> **WHAT TO PRODUCE**: Copy every line that contains the string "workspace" from the entries below.

> **DATA SHOWN**:
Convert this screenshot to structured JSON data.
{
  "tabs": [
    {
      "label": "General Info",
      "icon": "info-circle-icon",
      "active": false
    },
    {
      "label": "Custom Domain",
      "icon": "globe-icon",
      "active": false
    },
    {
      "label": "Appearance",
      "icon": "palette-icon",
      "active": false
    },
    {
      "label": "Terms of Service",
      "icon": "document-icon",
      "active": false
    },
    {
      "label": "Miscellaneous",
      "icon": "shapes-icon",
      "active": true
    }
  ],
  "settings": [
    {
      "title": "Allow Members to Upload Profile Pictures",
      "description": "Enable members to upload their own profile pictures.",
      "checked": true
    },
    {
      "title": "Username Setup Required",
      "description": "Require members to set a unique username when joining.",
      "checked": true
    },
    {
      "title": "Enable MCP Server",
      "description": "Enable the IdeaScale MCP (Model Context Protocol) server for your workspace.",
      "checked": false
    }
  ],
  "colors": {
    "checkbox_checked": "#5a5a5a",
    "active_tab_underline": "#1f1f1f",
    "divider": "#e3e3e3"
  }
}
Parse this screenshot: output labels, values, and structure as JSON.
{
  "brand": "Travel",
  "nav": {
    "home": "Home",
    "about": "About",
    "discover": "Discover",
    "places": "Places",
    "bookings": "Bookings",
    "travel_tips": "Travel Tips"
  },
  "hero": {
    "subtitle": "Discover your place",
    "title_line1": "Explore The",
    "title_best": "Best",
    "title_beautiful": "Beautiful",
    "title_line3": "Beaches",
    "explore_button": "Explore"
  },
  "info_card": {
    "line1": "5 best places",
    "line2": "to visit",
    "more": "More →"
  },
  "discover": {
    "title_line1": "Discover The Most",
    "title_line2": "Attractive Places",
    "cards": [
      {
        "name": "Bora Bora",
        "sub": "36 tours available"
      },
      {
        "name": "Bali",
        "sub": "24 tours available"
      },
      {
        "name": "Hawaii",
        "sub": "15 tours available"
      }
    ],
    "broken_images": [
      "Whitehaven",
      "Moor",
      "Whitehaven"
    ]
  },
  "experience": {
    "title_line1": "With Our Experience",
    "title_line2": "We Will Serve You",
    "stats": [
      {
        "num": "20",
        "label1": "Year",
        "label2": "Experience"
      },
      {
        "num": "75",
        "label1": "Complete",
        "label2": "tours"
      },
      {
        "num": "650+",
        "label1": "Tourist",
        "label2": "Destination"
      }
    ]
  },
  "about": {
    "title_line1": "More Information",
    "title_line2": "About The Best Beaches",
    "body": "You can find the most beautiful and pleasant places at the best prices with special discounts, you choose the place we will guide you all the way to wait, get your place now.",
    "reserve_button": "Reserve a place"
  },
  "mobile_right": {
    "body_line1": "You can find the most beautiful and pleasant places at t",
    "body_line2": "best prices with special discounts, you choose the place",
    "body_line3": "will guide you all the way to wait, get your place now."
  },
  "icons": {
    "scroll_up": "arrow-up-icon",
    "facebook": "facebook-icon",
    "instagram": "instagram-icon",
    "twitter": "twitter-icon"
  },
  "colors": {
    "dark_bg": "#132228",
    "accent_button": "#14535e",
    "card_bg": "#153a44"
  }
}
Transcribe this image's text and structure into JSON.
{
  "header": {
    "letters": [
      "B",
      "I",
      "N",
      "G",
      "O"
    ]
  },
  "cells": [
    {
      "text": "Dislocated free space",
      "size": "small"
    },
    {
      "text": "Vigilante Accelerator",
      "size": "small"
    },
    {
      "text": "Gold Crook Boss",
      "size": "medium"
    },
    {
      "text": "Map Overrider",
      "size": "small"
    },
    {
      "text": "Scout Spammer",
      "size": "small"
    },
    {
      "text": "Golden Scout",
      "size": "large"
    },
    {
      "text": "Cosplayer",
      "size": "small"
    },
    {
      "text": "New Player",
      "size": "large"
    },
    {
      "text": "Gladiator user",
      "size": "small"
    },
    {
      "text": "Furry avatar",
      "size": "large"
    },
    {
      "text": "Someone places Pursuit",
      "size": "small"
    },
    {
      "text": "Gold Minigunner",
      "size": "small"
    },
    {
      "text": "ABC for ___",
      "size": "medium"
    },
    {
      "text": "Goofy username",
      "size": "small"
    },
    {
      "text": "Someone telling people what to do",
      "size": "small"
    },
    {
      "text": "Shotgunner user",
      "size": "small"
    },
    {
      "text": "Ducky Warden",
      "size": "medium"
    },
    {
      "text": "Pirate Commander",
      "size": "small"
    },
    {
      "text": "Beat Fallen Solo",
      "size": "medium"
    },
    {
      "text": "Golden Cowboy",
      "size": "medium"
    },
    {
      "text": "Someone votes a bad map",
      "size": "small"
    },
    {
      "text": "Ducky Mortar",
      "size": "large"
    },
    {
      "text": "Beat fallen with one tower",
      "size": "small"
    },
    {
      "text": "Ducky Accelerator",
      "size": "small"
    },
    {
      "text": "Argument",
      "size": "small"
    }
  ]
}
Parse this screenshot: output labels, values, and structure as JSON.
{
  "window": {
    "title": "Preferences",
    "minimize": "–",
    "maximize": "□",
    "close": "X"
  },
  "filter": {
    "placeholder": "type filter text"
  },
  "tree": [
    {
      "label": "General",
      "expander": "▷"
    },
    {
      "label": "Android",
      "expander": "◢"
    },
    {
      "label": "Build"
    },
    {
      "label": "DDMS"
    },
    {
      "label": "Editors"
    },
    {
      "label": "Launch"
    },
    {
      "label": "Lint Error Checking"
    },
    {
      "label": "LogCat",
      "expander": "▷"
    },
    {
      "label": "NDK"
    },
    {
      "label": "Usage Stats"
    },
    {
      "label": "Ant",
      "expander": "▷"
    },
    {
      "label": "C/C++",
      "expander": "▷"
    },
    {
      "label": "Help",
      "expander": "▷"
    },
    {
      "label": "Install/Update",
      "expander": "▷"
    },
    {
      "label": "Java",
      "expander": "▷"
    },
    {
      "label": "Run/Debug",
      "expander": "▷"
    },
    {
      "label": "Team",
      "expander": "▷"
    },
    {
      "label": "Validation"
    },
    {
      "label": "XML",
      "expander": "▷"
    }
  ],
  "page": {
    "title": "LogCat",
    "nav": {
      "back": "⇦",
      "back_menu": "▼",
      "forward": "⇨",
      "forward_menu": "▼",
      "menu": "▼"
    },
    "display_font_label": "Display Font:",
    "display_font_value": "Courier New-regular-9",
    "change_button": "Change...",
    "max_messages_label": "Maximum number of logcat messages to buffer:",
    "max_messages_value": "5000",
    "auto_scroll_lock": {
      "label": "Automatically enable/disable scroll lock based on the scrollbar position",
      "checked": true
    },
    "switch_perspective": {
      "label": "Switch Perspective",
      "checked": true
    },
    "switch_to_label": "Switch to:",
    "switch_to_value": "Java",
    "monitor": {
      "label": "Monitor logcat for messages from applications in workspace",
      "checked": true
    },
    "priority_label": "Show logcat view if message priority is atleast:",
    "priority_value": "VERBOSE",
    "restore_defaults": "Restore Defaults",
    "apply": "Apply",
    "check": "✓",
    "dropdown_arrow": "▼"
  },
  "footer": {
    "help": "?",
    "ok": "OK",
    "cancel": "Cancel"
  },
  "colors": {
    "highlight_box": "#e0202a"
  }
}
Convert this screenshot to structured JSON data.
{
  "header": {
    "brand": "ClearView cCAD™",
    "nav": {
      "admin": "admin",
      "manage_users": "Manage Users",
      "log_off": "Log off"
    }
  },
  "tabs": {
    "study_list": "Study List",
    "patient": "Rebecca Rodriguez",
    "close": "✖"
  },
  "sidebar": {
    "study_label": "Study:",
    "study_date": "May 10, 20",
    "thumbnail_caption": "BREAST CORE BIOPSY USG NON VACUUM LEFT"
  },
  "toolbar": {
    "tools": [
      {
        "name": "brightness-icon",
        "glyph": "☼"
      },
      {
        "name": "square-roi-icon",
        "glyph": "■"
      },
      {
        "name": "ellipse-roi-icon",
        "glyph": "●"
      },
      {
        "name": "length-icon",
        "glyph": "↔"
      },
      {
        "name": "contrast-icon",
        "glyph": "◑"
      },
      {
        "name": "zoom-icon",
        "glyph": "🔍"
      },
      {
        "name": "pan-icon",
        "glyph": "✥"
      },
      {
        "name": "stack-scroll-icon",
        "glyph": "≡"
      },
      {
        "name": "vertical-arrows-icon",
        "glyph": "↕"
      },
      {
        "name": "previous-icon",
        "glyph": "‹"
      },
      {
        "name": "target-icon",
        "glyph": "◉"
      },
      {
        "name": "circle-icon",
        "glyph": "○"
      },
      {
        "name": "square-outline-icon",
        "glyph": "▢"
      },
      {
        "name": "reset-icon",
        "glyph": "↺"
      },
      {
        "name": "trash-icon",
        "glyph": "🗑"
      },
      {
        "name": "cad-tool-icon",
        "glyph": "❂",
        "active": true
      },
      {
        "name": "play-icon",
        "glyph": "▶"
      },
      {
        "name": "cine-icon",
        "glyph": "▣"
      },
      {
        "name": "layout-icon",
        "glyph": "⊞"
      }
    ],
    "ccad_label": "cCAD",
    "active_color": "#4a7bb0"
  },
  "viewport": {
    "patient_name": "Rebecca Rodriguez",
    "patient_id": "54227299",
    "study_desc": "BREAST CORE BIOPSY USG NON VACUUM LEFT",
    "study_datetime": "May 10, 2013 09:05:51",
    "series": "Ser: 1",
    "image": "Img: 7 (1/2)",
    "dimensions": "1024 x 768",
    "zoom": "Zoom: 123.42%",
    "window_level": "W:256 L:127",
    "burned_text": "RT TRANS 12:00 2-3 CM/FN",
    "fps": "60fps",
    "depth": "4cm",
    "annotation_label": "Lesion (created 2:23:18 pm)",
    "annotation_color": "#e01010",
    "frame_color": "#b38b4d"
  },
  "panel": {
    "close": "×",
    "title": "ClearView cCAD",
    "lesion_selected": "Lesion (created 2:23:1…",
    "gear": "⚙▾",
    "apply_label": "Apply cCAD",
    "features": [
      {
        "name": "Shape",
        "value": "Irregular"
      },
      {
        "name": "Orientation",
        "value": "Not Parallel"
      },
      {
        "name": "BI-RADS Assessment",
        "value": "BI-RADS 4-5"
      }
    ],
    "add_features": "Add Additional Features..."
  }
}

> **TASK SOLUTION**:
      "description": "Enable the IdeaScale MCP (Model Context Protocol) server for your workspace.",
      "label": "Monitor logcat for messages from applications in workspace",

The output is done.